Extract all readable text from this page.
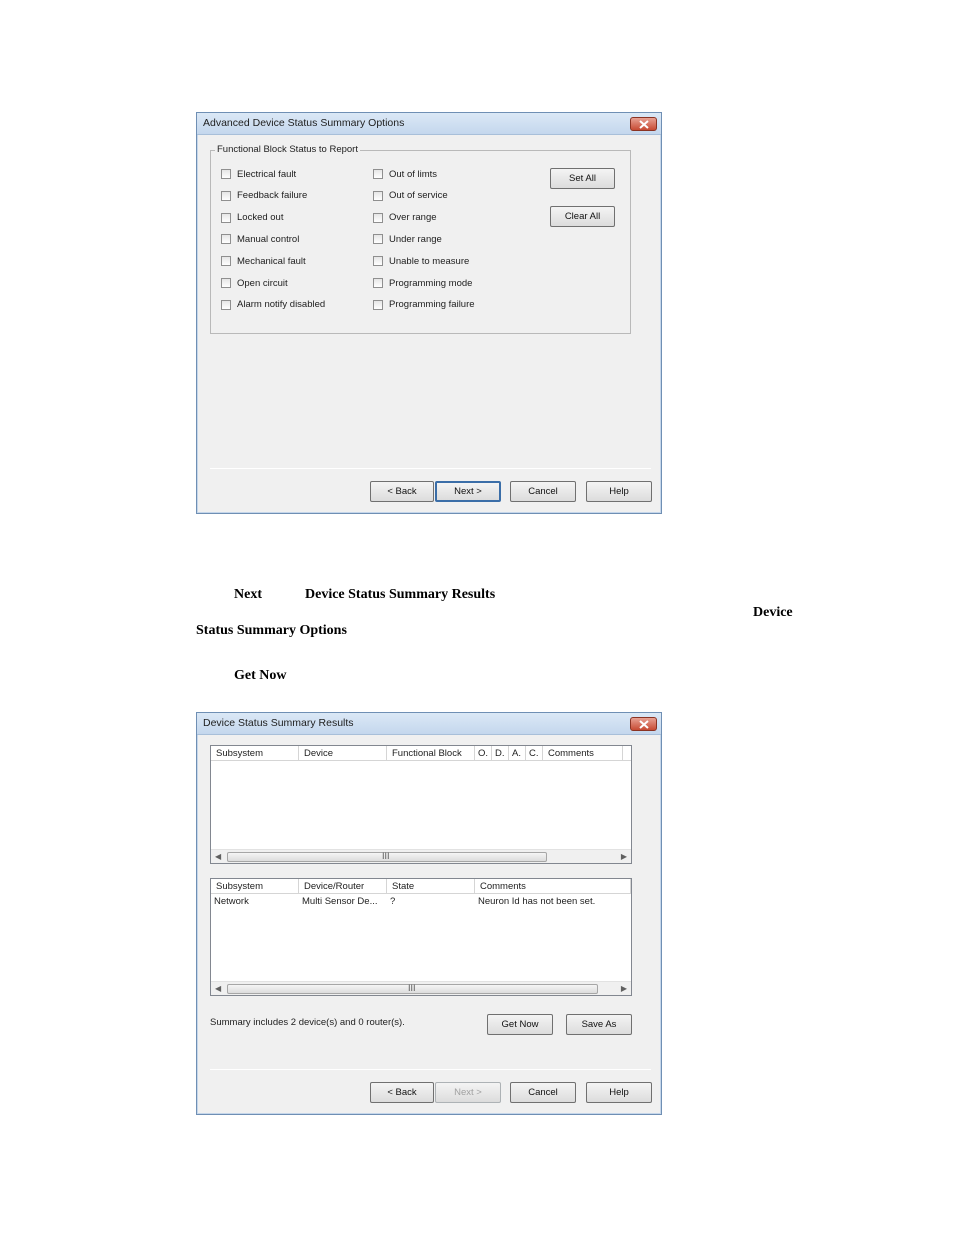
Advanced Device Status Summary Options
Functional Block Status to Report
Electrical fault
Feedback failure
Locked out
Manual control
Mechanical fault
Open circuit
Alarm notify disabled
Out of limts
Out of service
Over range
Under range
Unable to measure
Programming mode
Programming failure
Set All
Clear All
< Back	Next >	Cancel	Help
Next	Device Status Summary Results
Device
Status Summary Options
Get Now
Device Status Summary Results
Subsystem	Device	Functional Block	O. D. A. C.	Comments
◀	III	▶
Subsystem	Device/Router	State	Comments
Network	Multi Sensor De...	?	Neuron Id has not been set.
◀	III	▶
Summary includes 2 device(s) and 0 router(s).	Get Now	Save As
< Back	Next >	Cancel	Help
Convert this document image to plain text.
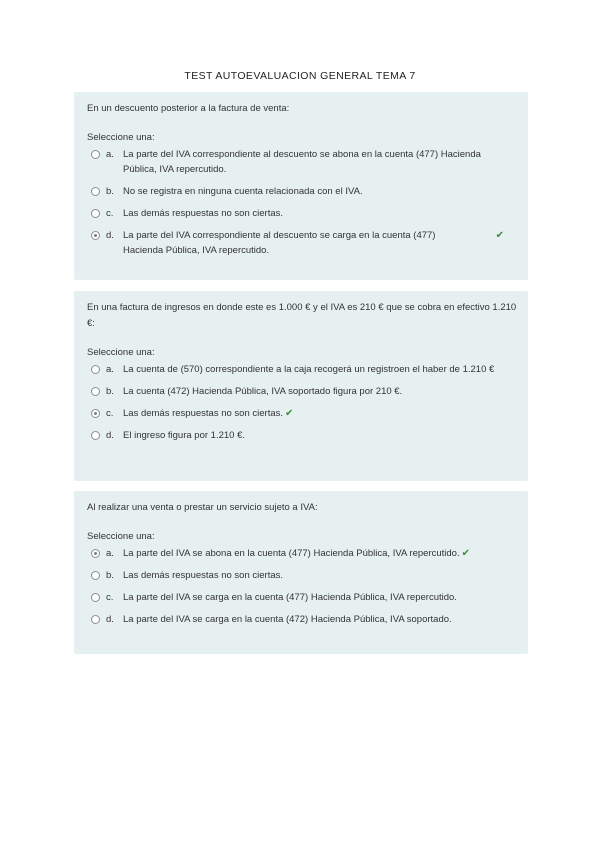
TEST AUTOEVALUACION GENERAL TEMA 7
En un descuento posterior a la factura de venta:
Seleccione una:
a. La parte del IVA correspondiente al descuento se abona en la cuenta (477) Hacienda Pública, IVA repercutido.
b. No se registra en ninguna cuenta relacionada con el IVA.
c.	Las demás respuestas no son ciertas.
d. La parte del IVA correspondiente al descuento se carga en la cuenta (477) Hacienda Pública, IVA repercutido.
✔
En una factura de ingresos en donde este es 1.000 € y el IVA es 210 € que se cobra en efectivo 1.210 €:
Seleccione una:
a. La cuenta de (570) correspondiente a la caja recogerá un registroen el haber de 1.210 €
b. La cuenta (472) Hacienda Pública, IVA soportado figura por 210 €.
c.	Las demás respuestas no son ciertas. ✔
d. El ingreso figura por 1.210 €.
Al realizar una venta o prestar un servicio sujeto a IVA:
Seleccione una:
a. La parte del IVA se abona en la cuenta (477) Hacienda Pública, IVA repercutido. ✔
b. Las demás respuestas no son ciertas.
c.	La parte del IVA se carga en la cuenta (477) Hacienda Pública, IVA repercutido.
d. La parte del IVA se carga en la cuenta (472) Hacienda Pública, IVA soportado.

================

(WORK REQUIRED) Locate all lines in the listing above with the word "abona" and copy them.

(REPLY)
a. La parte del IVA correspondiente al descuento se abona en la cuenta (477) Hacienda Pública, IVA repercutido.
a. La parte del IVA se abona en la cuenta (477) Hacienda Pública, IVA repercutido. ✔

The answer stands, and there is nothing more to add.